Would you transcribe all of the data exactly, down to the last character?

Stored items from a collection
####

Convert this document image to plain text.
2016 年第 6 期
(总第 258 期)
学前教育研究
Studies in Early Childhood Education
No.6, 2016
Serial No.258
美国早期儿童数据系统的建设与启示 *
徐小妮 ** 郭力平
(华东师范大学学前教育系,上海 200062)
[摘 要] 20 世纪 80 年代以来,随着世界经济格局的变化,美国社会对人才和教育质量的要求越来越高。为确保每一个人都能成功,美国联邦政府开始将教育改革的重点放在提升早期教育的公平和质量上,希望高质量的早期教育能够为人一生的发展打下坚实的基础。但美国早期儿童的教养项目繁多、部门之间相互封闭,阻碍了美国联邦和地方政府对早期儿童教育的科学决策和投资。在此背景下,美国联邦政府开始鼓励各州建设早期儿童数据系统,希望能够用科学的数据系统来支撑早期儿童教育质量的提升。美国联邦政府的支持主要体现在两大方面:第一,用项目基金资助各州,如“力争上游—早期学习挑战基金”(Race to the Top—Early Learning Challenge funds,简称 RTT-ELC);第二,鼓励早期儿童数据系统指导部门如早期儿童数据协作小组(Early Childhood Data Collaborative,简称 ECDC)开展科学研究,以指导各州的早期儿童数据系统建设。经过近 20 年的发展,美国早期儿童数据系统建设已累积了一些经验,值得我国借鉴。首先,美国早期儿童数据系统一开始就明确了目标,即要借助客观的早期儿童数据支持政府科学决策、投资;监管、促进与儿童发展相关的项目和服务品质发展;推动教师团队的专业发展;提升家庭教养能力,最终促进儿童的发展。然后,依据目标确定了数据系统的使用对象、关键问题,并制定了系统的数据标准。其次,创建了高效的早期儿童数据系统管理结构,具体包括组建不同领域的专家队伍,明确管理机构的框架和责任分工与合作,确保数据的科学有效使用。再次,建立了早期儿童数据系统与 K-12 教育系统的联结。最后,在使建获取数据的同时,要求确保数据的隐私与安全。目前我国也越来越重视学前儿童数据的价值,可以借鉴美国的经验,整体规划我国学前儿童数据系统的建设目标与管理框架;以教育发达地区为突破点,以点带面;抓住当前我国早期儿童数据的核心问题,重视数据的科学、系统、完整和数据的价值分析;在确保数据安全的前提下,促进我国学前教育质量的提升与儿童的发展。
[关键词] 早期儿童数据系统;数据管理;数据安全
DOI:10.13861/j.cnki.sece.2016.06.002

####

## THE OUTPUT
Convert this document image to plain text.
2016 年第 6 期
(总第 258 期)
学前教育研究
Studies in Early Childhood Education
No.6, 2016
Serial No.258
美国早期儿童数据系统的建设与启示 *
徐小妮 ** 郭力平
(华东师范大学学前教育系,上海 200062)
[摘 要] 20 世纪 80 年代以来,随着世界经济格局的变化,美国社会对人才和教育质量的要求越来越高。为确保每一个人都能成功,美国联邦政府开始将教育改革的重点放在提升早期教育的公平和质量上,希望高质量的早期教育能够为人一生的发展打下坚实的基础。但美国早期儿童的教养项目繁多、部门之间相互封闭,阻碍了美国联邦和地方政府对早期儿童教育的科学决策和投资。在此背景下,美国联邦政府开始鼓励各州建设早期儿童数据系统,希望能够用科学的数据系统来支撑早期儿童教育质量的提升。美国联邦政府的支持主要体现在两大方面:第一,用项目基金资助各州,如“力争上游—早期学习挑战基金”(Race to the Top—Early Learning Challenge funds,简称 RTT-ELC);第二,鼓励早期儿童数据系统指导部门如早期儿童数据协作小组(Early Childhood Data Collaborative,简称 ECDC)开展科学研究,以指导各州的早期儿童数据系统建设。经过近 20 年的发展,美国早期儿童数据系统建设已累积了一些经验,值得我国借鉴。首先,美国早期儿童数据系统一开始就明确了目标,即要借助客观的早期儿童数据支持政府科学决策、投资;监管、促进与儿童发展相关的项目和服务品质发展;推动教师团队的专业发展;提升家庭教养能力,最终促进儿童的发展。然后,依据目标确定了数据系统的使用对象、关键问题,并制定了系统的数据标准。其次,创建了高效的早期儿童数据系统管理结构,具体包括组建不同领域的专家队伍,明确管理机构的框架和责任分工与合作,确保数据的科学有效使用。再次,建立了早期儿童数据系统与 K-12 教育系统的联结。最后,在使建获取数据的同时,要求确保数据的隐私与安全。目前我国也越来越重视学前儿童数据的价值,可以借鉴美国的经验,整体规划我国学前儿童数据系统的建设目标与管理框架;以教育发达地区为突破点,以点带面;抓住当前我国早期儿童数据的核心问题,重视数据的科学、系统、完整和数据的价值分析;在确保数据安全的前提下,促进我国学前教育质量的提升与儿童的发展。
[关键词] 早期儿童数据系统;数据管理;数据安全
DOI:10.13861/j.cnki.sece.2016.06.002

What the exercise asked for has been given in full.